Begin Dataset records
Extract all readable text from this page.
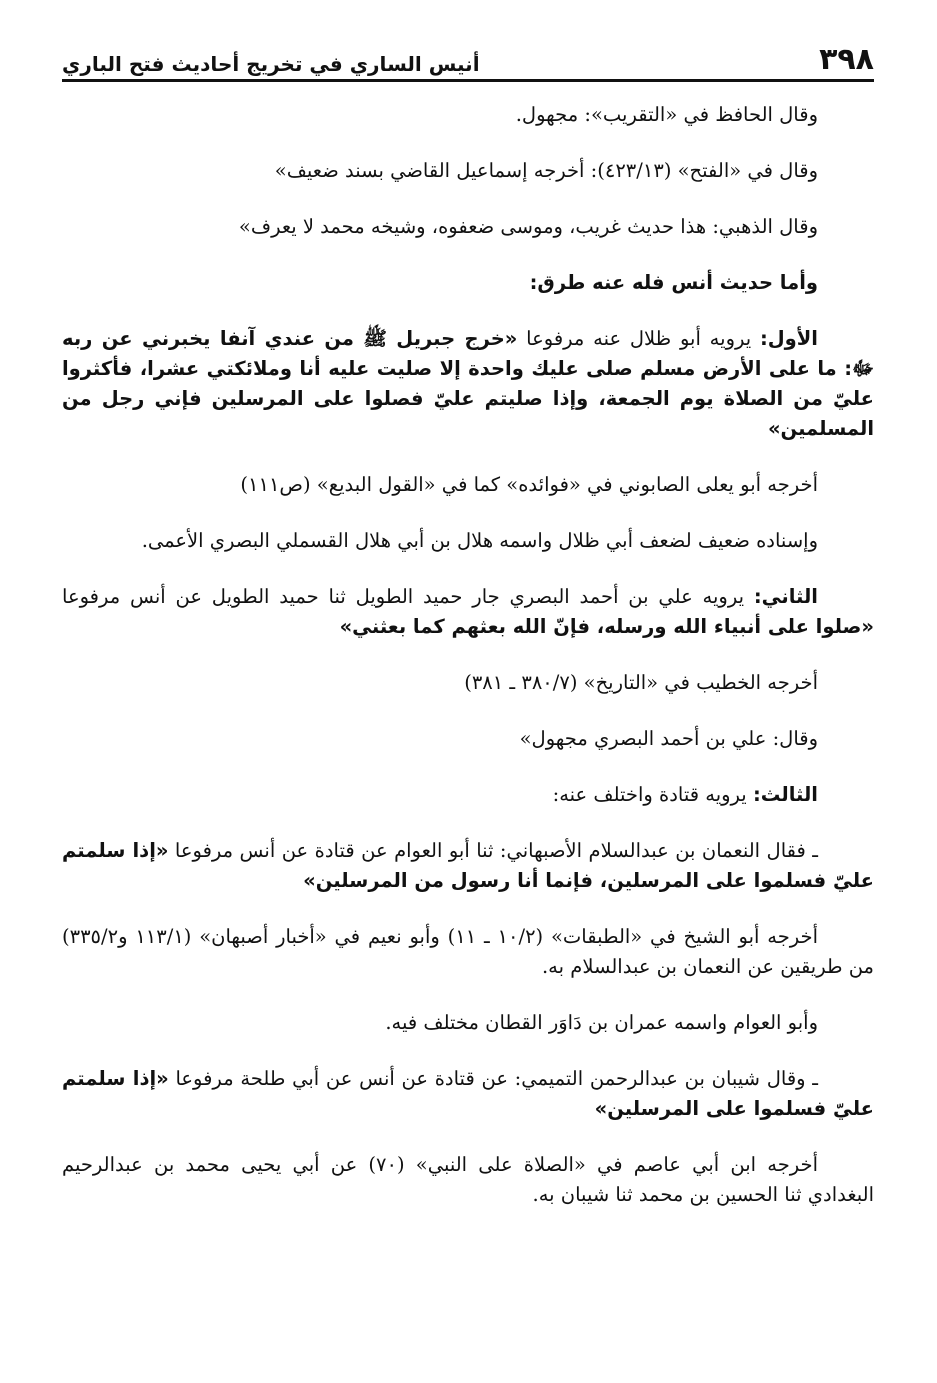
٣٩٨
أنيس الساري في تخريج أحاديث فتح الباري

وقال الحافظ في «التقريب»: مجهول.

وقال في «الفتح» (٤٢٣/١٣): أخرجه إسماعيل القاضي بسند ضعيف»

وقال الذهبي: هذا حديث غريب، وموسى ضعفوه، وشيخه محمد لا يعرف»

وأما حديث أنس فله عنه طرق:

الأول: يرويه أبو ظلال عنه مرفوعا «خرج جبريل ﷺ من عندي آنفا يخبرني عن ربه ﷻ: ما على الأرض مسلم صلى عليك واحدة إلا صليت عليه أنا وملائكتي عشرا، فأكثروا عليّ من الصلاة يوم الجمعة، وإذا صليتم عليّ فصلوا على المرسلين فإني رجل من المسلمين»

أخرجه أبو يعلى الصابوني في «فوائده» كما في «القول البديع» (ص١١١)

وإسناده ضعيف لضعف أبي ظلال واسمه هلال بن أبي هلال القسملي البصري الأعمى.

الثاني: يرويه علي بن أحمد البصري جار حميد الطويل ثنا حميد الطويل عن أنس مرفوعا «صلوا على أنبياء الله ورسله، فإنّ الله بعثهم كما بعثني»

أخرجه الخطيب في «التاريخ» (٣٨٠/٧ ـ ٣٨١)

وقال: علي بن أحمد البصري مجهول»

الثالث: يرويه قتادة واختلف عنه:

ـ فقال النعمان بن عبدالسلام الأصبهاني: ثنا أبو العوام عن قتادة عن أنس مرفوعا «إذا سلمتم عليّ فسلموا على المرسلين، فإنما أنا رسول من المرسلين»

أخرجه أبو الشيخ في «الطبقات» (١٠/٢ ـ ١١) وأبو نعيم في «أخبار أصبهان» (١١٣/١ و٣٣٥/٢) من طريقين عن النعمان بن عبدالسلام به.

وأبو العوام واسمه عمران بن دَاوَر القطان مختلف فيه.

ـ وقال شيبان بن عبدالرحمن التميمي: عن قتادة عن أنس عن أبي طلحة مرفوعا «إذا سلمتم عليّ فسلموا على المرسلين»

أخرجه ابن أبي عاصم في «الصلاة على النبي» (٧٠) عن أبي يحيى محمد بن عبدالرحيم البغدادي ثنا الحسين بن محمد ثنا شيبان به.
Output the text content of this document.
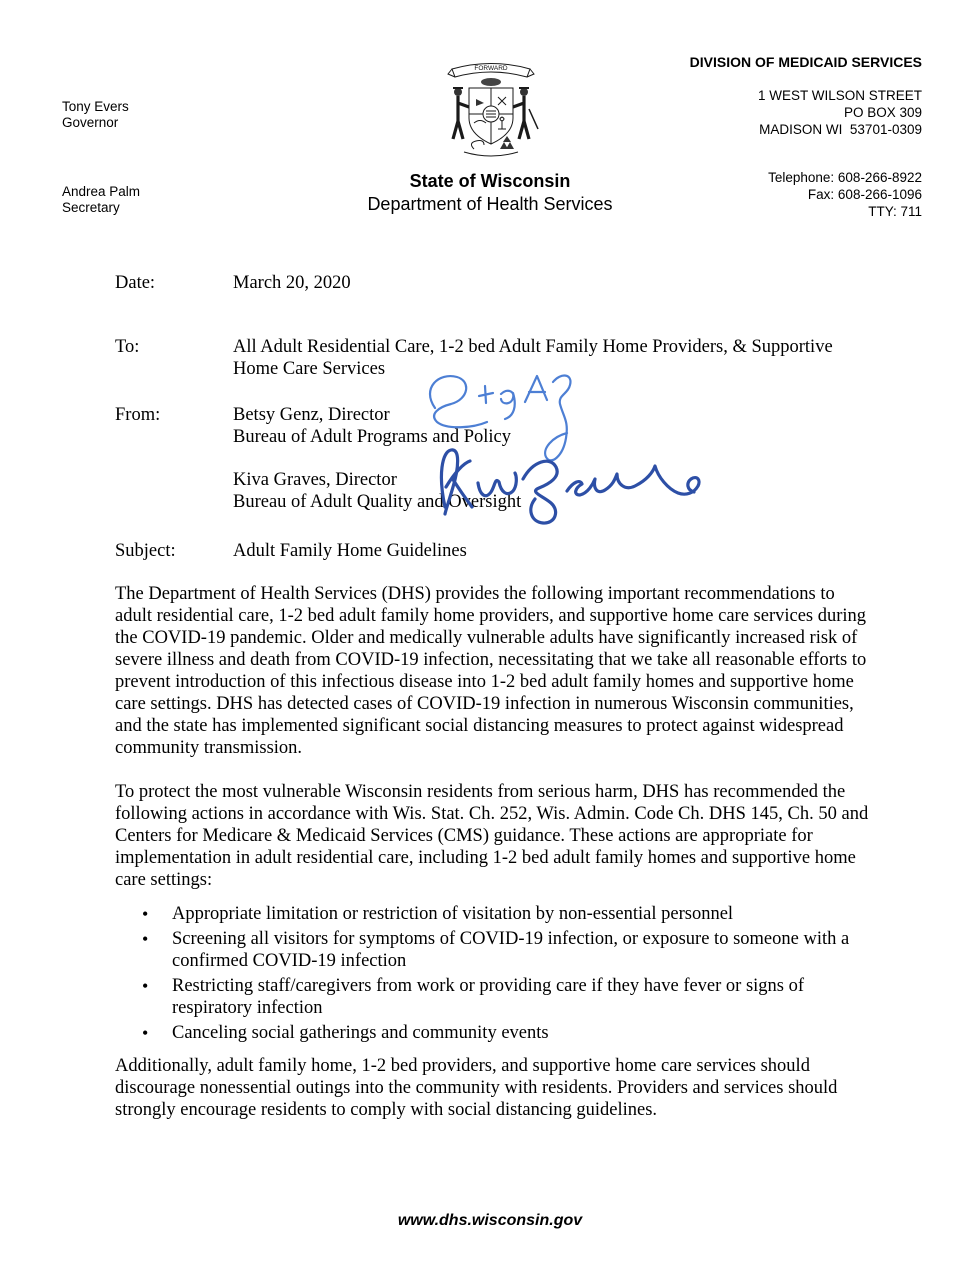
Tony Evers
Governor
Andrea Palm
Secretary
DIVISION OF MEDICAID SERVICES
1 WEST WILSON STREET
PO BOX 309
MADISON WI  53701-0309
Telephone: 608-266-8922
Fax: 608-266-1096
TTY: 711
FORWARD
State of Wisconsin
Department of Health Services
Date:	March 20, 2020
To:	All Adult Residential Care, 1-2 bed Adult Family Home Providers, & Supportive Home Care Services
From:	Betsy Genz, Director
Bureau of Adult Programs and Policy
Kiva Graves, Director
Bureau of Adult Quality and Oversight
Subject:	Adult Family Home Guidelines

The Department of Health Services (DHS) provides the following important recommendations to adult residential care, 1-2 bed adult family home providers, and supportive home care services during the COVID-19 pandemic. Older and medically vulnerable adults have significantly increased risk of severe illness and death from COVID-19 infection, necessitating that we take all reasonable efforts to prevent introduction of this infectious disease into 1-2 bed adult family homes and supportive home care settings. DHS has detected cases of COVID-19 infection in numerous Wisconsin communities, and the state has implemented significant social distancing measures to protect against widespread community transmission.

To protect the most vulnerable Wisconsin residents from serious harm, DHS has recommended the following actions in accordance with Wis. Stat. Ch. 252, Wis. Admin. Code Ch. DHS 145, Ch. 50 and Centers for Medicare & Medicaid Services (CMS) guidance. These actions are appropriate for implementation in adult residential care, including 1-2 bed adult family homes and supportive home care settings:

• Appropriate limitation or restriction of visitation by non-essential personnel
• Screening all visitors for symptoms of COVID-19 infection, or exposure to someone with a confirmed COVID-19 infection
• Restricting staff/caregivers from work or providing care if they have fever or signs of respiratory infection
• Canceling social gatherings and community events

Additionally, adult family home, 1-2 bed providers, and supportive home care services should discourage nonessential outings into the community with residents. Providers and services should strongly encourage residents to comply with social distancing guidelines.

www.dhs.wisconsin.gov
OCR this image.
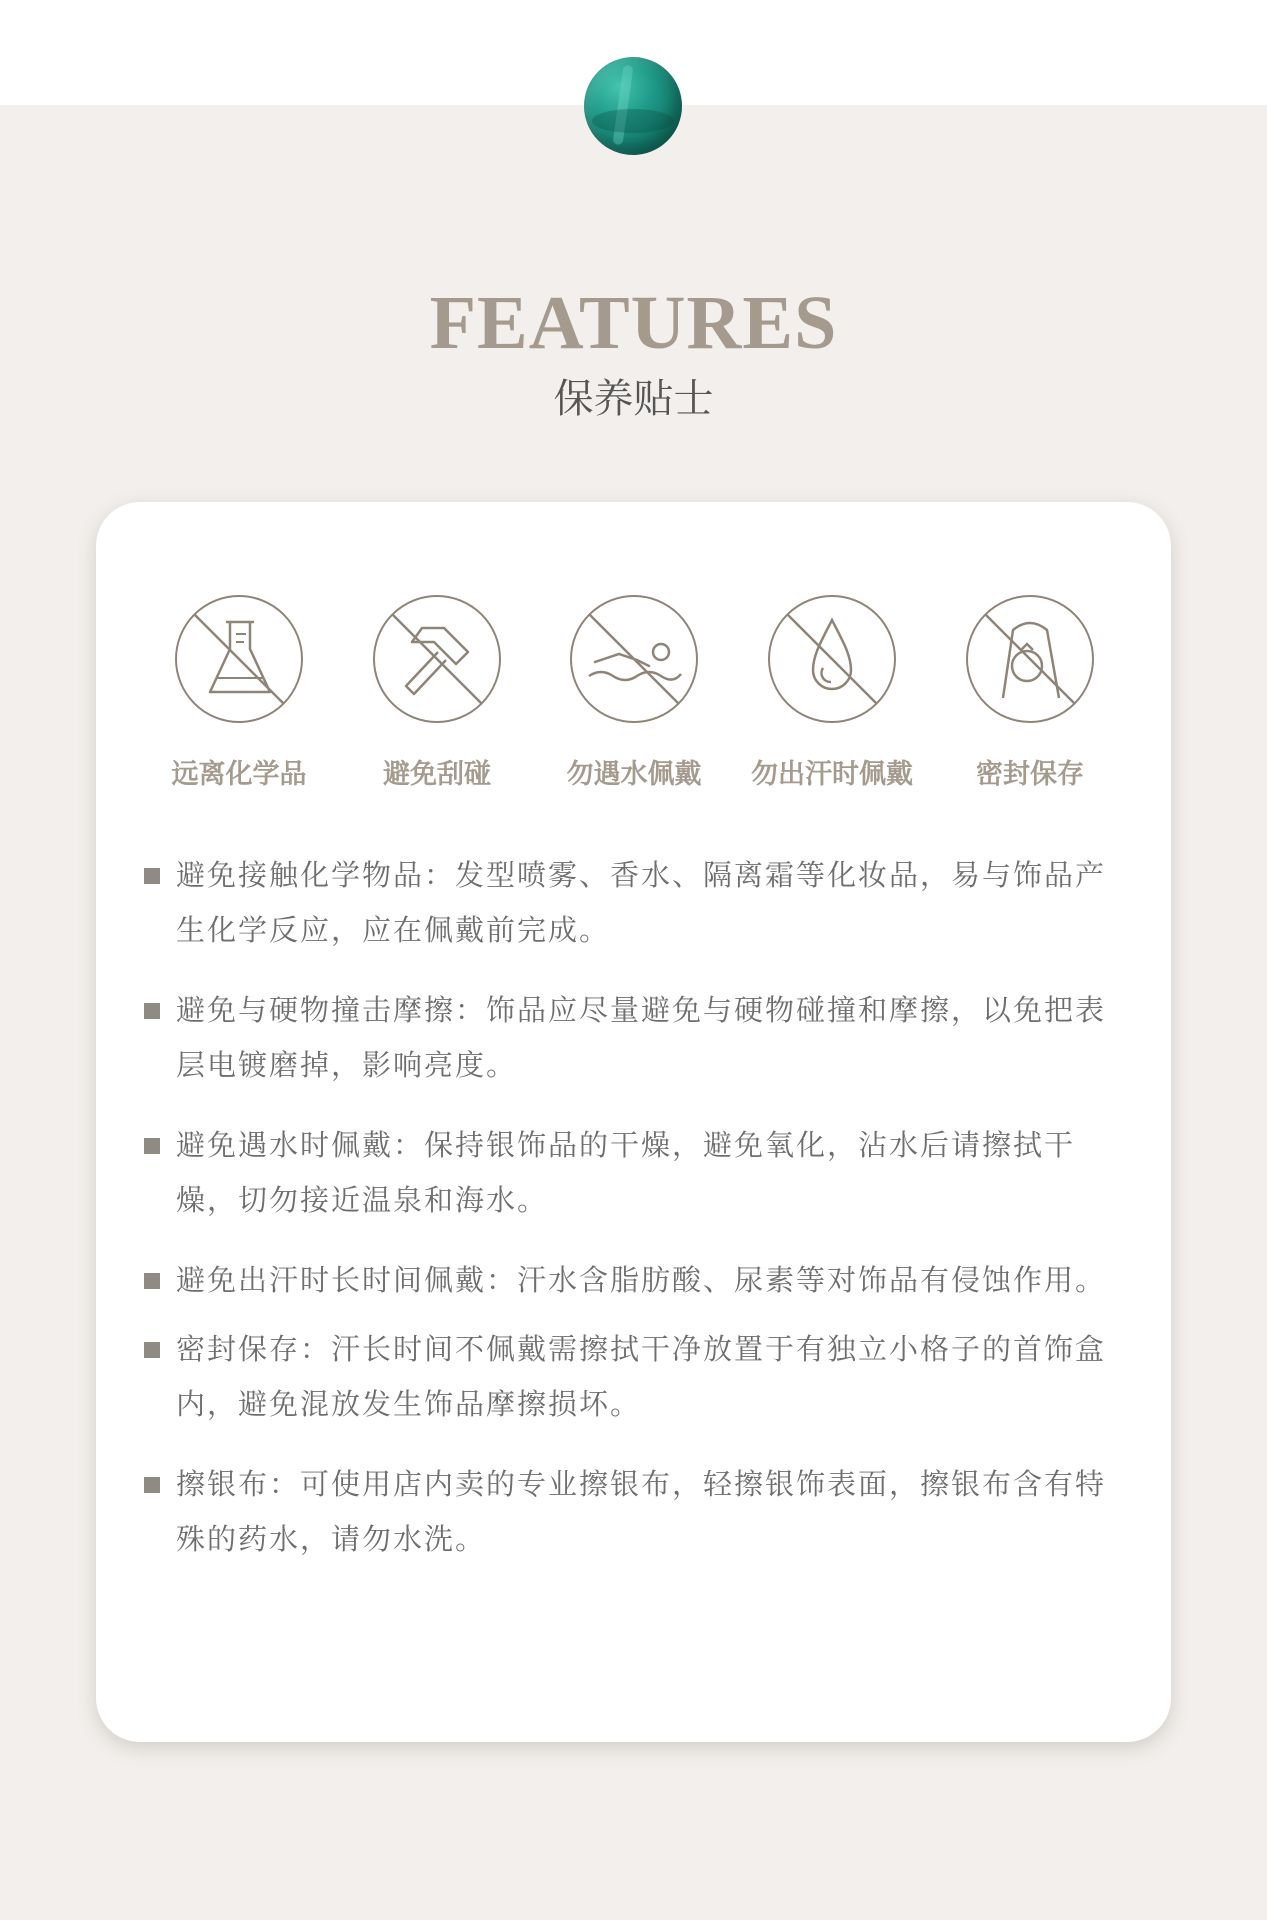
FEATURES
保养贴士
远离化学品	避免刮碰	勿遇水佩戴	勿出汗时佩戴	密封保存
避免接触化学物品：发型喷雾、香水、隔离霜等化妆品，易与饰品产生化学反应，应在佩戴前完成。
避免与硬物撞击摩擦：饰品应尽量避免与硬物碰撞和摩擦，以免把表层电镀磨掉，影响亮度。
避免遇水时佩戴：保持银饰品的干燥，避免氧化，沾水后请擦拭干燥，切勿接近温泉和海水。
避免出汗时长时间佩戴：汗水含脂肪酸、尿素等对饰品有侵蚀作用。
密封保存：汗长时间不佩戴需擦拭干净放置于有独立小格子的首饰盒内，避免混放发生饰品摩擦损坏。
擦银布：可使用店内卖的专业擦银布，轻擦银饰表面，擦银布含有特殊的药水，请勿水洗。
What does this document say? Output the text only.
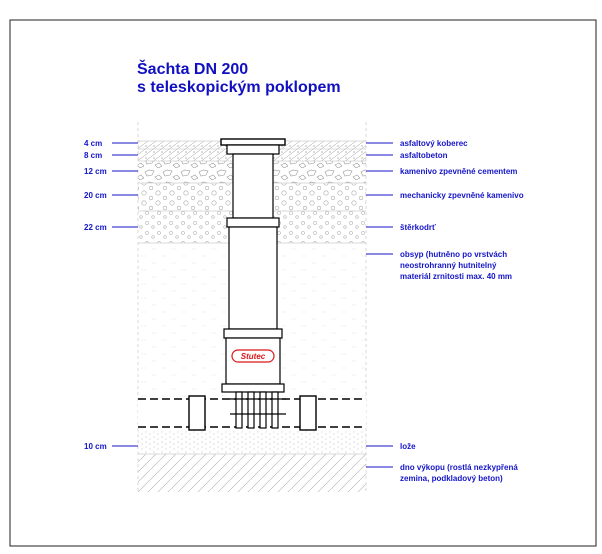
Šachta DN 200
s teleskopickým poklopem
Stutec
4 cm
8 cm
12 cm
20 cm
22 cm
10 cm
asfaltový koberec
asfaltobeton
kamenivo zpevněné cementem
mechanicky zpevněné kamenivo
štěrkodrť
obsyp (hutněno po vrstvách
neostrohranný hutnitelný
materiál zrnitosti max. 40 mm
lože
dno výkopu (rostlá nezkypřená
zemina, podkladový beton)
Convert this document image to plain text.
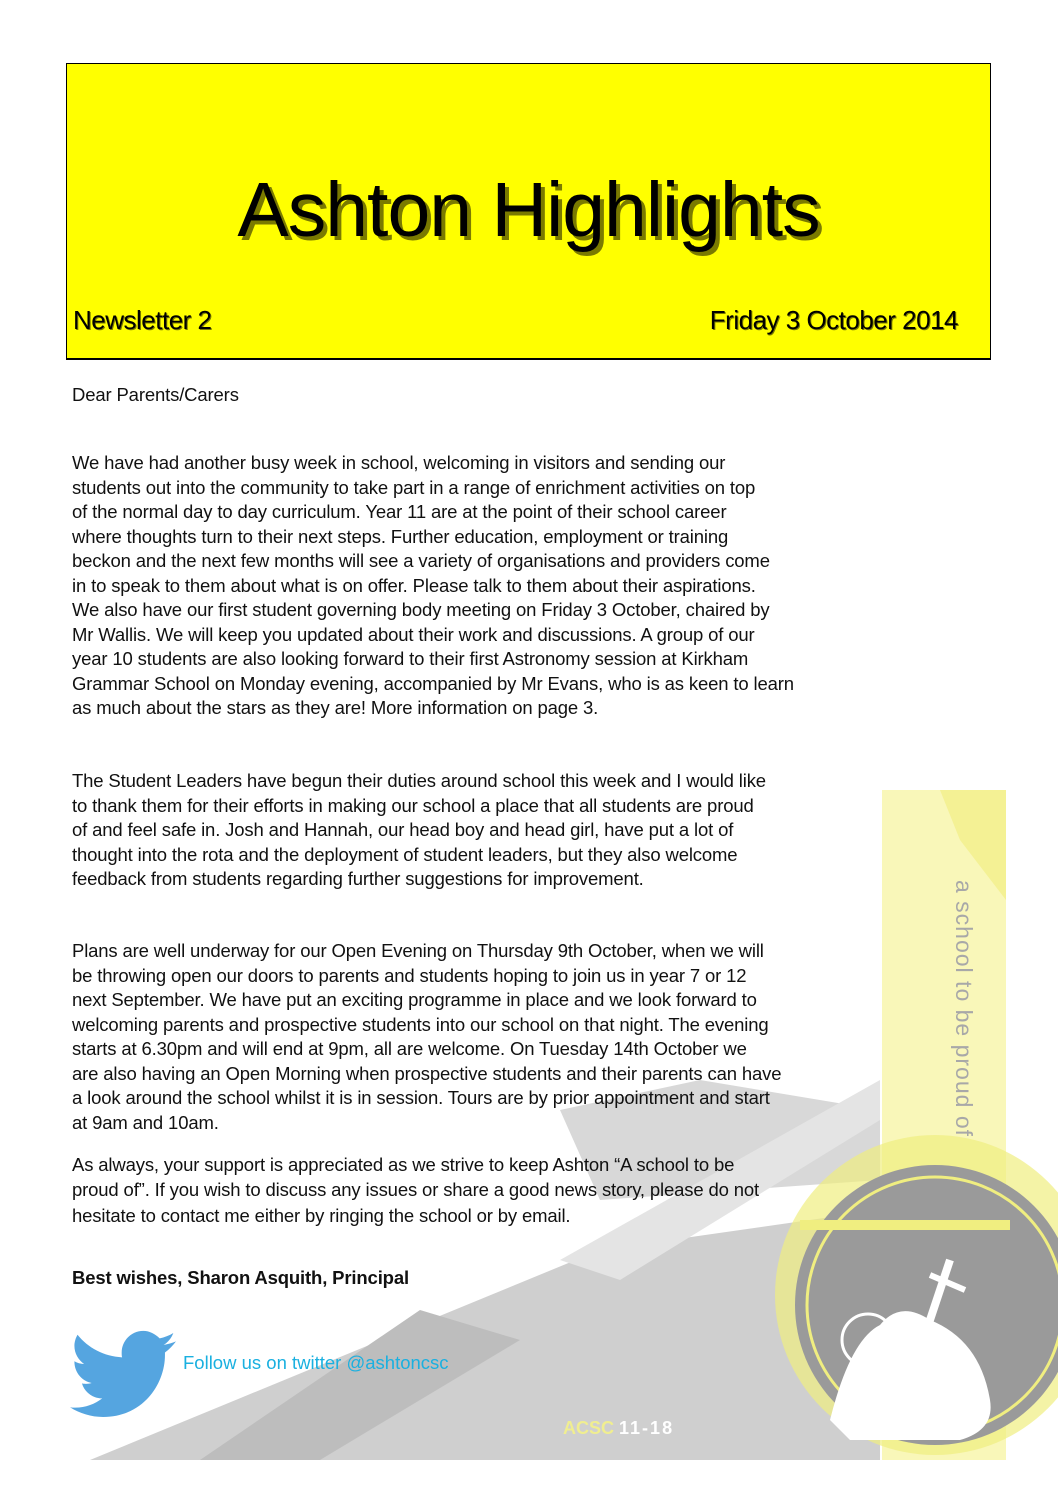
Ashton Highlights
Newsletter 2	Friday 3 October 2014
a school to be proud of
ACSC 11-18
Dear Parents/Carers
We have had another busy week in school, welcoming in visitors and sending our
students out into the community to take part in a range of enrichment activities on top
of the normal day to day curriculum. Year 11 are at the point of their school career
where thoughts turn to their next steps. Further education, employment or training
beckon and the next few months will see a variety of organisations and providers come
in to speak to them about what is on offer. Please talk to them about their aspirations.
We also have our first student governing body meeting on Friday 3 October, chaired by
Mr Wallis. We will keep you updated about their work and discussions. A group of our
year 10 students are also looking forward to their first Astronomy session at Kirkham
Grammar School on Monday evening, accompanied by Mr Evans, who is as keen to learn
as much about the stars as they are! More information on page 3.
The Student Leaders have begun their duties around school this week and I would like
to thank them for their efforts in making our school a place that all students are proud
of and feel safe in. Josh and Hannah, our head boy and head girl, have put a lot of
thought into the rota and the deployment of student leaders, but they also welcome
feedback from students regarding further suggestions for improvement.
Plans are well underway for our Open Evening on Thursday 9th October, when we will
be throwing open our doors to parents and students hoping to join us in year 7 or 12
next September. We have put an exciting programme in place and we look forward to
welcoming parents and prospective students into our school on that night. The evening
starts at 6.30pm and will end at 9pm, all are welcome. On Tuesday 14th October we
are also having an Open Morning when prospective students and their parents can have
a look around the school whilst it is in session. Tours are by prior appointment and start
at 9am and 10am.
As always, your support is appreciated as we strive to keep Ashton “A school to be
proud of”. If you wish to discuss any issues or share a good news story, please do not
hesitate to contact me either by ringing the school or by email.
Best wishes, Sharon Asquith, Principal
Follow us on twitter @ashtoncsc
End Dataset records
What is needed
Scan the listing above for the word "المرسلين" and show each line where it is found.

Reply to the exercise
الأول: يرويه أبو ظلال عنه مرفوعا «خرج جبريل ﷺ من عندي آنفا يخبرني عن ربه ﷻ: ما على الأرض مسلم صلى عليك واحدة إلا صليت عليه أنا وملائكتي عشرا، فأكثروا عليّ من الصلاة يوم الجمعة، وإذا صليتم عليّ فصلوا على المرسلين فإني رجل من المسلمين»
ـ فقال النعمان بن عبدالسلام الأصبهاني: ثنا أبو العوام عن قتادة عن أنس مرفوعا «إذا سلمتم عليّ فسلموا على المرسلين، فإنما أنا رسول من المرسلين»
ـ وقال شيبان بن عبدالرحمن التميمي: عن قتادة عن أنس عن أبي طلحة مرفوعا «إذا سلمتم عليّ فسلموا على المرسلين»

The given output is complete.